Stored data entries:

- - -

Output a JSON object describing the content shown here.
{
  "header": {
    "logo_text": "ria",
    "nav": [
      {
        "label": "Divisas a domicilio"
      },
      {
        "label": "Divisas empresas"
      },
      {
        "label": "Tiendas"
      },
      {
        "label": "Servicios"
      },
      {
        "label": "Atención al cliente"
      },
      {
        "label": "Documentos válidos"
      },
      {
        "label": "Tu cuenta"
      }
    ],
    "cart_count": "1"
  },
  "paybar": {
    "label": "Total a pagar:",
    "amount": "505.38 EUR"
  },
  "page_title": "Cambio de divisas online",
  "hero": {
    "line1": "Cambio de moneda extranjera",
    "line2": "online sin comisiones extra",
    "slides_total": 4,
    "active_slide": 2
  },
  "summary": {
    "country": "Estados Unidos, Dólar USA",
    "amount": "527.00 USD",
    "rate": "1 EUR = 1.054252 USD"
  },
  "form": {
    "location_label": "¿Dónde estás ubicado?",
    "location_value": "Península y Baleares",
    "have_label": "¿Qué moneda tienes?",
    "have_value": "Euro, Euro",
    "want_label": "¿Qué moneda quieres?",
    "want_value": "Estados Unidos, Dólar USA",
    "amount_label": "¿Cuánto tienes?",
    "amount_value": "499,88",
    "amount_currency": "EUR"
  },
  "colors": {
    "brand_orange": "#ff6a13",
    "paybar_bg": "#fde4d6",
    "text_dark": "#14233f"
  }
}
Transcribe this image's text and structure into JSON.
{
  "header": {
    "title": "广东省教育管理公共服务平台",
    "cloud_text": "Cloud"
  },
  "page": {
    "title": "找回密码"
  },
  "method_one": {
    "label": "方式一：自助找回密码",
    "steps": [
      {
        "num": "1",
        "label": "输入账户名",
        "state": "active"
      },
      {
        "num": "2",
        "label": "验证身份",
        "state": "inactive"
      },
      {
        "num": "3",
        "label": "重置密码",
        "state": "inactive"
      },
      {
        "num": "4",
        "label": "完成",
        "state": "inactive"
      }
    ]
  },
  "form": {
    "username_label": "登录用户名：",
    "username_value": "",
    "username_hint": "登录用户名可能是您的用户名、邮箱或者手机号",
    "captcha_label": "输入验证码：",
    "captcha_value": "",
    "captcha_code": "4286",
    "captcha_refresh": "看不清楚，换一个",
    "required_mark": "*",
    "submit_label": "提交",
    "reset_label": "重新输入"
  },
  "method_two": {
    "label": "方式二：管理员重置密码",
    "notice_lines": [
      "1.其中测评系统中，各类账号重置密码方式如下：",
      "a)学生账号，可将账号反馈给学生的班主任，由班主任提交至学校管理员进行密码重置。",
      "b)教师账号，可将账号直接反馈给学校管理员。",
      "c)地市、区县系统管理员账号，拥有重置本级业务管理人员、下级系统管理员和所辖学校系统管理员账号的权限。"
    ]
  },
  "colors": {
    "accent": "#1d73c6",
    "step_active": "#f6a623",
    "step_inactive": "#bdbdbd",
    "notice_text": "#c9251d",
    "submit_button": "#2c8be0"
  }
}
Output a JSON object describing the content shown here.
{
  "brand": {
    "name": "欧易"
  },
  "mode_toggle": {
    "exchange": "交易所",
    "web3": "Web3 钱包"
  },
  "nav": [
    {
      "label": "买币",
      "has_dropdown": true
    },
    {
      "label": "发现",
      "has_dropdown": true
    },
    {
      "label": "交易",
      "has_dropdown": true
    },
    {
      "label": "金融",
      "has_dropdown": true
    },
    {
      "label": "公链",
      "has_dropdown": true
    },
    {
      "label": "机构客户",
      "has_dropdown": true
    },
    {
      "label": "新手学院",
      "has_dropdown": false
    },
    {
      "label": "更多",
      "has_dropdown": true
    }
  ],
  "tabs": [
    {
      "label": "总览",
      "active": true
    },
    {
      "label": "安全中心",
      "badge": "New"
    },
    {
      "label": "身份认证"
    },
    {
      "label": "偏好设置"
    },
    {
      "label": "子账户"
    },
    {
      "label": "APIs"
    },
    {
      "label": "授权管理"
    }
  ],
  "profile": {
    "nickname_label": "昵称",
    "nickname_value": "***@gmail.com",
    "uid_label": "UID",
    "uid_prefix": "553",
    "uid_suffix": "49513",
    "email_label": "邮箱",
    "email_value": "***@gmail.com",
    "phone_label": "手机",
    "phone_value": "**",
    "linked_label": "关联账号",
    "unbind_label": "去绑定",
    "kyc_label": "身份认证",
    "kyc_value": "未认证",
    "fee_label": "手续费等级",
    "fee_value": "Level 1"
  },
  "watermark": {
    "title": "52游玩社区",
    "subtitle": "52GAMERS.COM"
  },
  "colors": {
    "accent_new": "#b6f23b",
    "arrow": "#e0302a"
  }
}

- - -

Take the entries above and transcribe them in full.

Output a JSON object describing the content shown here.
{
  "header": {
    "logo_text": "ria",
    "nav": [
      {
        "label": "Divisas a domicilio"
      },
      {
        "label": "Divisas empresas"
      },
      {
        "label": "Tiendas"
      },
      {
        "label": "Servicios"
      },
      {
        "label": "Atención al cliente"
      },
      {
        "label": "Documentos válidos"
      },
      {
        "label": "Tu cuenta"
      }
    ],
    "cart_count": "1"
  },
  "paybar": {
    "label": "Total a pagar:",
    "amount": "505.38 EUR"
  },
  "page_title": "Cambio de divisas online",
  "hero": {
    "line1": "Cambio de moneda extranjera",
    "line2": "online sin comisiones extra",
    "slides_total": 4,
    "active_slide": 2
  },
  "summary": {
    "country": "Estados Unidos, Dólar USA",
    "amount": "527.00 USD",
    "rate": "1 EUR = 1.054252 USD"
  },
  "form": {
    "location_label": "¿Dónde estás ubicado?",
    "location_value": "Península y Baleares",
    "have_label": "¿Qué moneda tienes?",
    "have_value": "Euro, Euro",
    "want_label": "¿Qué moneda quieres?",
    "want_value": "Estados Unidos, Dólar USA",
    "amount_label": "¿Cuánto tienes?",
    "amount_value": "499,88",
    "amount_currency": "EUR"
  },
  "colors": {
    "brand_orange": "#ff6a13",
    "paybar_bg": "#fde4d6",
    "text_dark": "#14233f"
  }
}
Transcribe this image's text and structure into JSON.
{
  "header": {
    "title": "广东省教育管理公共服务平台",
    "cloud_text": "Cloud"
  },
  "page": {
    "title": "找回密码"
  },
  "method_one": {
    "label": "方式一：自助找回密码",
    "steps": [
      {
        "num": "1",
        "label": "输入账户名",
        "state": "active"
      },
      {
        "num": "2",
        "label": "验证身份",
        "state": "inactive"
      },
      {
        "num": "3",
        "label": "重置密码",
        "state": "inactive"
      },
      {
        "num": "4",
        "label": "完成",
        "state": "inactive"
      }
    ]
  },
  "form": {
    "username_label": "登录用户名：",
    "username_value": "",
    "username_hint": "登录用户名可能是您的用户名、邮箱或者手机号",
    "captcha_label": "输入验证码：",
    "captcha_value": "",
    "captcha_code": "4286",
    "captcha_refresh": "看不清楚，换一个",
    "required_mark": "*",
    "submit_label": "提交",
    "reset_label": "重新输入"
  },
  "method_two": {
    "label": "方式二：管理员重置密码",
    "notice_lines": [
      "1.其中测评系统中，各类账号重置密码方式如下：",
      "a)学生账号，可将账号反馈给学生的班主任，由班主任提交至学校管理员进行密码重置。",
      "b)教师账号，可将账号直接反馈给学校管理员。",
      "c)地市、区县系统管理员账号，拥有重置本级业务管理人员、下级系统管理员和所辖学校系统管理员账号的权限。"
    ]
  },
  "colors": {
    "accent": "#1d73c6",
    "step_active": "#f6a623",
    "step_inactive": "#bdbdbd",
    "notice_text": "#c9251d",
    "submit_button": "#2c8be0"
  }
}
Output a JSON object describing the content shown here.
{
  "brand": {
    "name": "欧易"
  },
  "mode_toggle": {
    "exchange": "交易所",
    "web3": "Web3 钱包"
  },
  "nav": [
    {
      "label": "买币",
      "has_dropdown": true
    },
    {
      "label": "发现",
      "has_dropdown": true
    },
    {
      "label": "交易",
      "has_dropdown": true
    },
    {
      "label": "金融",
      "has_dropdown": true
    },
    {
      "label": "公链",
      "has_dropdown": true
    },
    {
      "label": "机构客户",
      "has_dropdown": true
    },
    {
      "label": "新手学院",
      "has_dropdown": false
    },
    {
      "label": "更多",
      "has_dropdown": true
    }
  ],
  "tabs": [
    {
      "label": "总览",
      "active": true
    },
    {
      "label": "安全中心",
      "badge": "New"
    },
    {
      "label": "身份认证"
    },
    {
      "label": "偏好设置"
    },
    {
      "label": "子账户"
    },
    {
      "label": "APIs"
    },
    {
      "label": "授权管理"
    }
  ],
  "profile": {
    "nickname_label": "昵称",
    "nickname_value": "***@gmail.com",
    "uid_label": "UID",
    "uid_prefix": "553",
    "uid_suffix": "49513",
    "email_label": "邮箱",
    "email_value": "***@gmail.com",
    "phone_label": "手机",
    "phone_value": "**",
    "linked_label": "关联账号",
    "unbind_label": "去绑定",
    "kyc_label": "身份认证",
    "kyc_value": "未认证",
    "fee_label": "手续费等级",
    "fee_value": "Level 1"
  },
  "watermark": {
    "title": "52游玩社区",
    "subtitle": "52GAMERS.COM"
  },
  "colors": {
    "accent_new": "#b6f23b",
    "arrow": "#e0302a"
  }
}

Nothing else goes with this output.